### [Task brief]
Report the total number of lines that include the string "must", without any other text.

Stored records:
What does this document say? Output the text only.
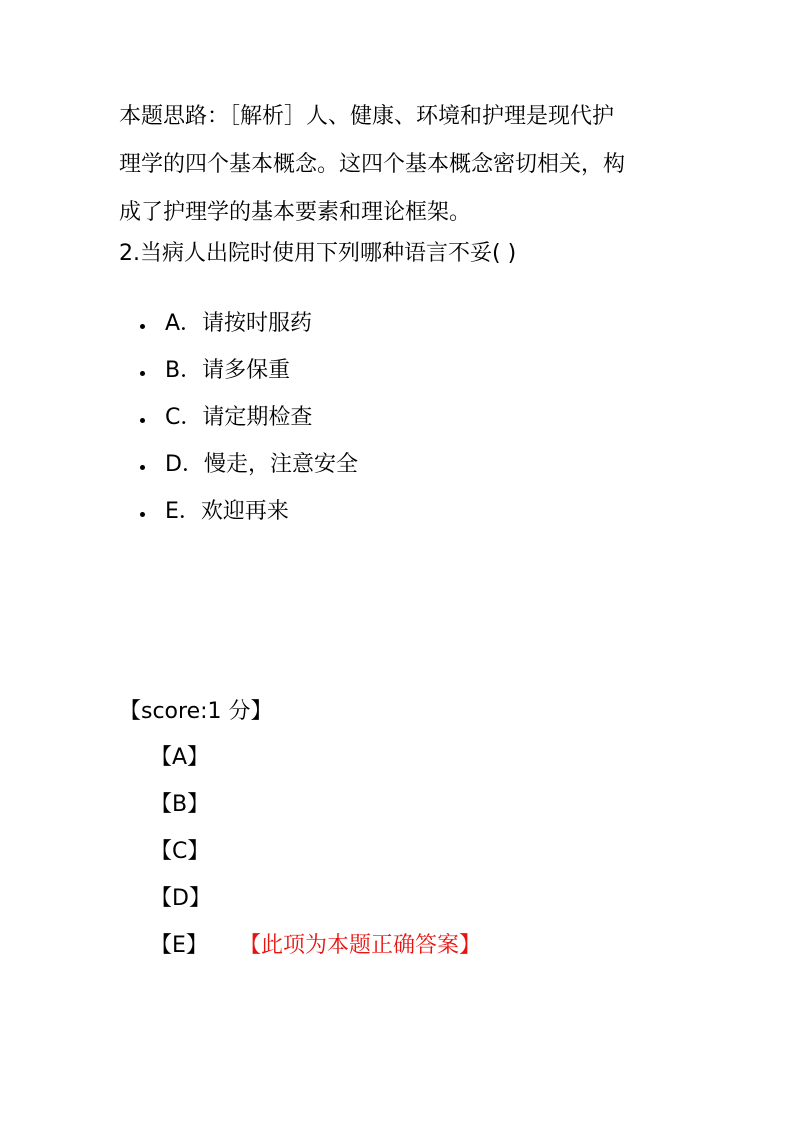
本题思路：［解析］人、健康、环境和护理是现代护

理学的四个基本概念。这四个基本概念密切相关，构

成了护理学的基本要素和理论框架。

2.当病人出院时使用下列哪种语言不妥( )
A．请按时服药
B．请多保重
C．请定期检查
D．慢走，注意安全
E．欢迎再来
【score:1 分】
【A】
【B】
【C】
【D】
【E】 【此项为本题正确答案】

...

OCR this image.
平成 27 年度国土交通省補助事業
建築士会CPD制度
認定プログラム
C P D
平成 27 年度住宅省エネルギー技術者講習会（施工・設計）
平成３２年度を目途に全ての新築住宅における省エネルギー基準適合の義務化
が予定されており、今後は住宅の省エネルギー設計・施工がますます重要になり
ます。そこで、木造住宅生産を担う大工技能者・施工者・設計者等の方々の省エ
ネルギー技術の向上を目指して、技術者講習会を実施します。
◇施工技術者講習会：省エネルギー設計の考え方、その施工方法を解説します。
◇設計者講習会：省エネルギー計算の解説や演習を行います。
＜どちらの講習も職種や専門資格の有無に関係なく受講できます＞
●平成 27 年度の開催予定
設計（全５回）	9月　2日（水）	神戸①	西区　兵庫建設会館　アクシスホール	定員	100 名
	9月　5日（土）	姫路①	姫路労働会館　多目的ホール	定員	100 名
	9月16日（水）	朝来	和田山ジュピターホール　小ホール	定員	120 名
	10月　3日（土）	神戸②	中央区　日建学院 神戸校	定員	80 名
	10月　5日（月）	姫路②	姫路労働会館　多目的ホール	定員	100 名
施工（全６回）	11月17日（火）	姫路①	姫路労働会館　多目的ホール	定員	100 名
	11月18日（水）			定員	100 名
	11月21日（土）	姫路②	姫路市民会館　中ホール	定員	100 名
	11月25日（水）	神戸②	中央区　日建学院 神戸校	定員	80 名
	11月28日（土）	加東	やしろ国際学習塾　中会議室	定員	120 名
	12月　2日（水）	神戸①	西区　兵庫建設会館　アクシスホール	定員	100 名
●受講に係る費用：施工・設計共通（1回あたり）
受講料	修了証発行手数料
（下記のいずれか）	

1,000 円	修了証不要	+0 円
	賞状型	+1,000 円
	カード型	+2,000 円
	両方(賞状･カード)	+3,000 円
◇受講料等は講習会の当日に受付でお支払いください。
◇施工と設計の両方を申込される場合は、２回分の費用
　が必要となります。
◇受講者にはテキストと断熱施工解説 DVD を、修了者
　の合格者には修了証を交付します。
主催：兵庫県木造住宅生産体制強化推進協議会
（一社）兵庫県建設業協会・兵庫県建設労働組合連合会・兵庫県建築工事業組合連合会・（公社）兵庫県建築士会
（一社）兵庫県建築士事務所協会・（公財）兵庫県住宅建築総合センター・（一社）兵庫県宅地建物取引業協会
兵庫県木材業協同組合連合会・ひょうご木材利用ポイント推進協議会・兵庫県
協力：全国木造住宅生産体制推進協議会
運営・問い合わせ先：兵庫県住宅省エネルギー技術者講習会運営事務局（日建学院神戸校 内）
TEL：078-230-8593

...

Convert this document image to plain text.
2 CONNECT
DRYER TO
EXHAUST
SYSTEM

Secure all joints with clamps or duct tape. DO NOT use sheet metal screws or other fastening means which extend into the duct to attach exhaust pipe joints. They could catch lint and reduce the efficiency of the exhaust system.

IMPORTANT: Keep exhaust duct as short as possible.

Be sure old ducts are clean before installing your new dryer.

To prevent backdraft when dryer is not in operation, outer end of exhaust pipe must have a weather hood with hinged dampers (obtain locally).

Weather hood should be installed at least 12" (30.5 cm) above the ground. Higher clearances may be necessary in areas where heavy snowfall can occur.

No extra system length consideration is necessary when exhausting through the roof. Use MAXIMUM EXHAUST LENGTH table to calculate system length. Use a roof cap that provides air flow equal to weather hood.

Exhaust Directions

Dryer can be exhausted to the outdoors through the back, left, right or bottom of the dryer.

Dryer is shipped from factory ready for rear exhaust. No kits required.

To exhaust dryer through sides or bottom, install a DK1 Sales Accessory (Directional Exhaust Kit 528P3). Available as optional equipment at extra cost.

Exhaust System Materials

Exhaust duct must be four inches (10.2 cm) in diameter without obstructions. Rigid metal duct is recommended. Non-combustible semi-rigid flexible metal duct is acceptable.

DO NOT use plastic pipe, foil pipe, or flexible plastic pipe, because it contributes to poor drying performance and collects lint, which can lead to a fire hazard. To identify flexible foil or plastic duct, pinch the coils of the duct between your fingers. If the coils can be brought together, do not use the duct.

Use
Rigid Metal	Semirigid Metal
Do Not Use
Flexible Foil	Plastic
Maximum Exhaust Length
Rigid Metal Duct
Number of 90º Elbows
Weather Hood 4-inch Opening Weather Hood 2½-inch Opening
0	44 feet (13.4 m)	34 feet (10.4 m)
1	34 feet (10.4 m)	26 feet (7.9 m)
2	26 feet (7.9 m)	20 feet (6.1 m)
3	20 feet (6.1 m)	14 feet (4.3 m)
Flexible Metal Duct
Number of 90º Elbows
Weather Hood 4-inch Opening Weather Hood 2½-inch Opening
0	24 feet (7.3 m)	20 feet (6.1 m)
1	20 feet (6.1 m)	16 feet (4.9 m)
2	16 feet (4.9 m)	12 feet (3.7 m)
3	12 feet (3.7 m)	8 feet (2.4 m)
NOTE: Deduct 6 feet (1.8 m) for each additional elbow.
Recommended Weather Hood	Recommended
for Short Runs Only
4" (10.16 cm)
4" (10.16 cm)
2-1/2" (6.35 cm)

### [Solution for this exercise]
2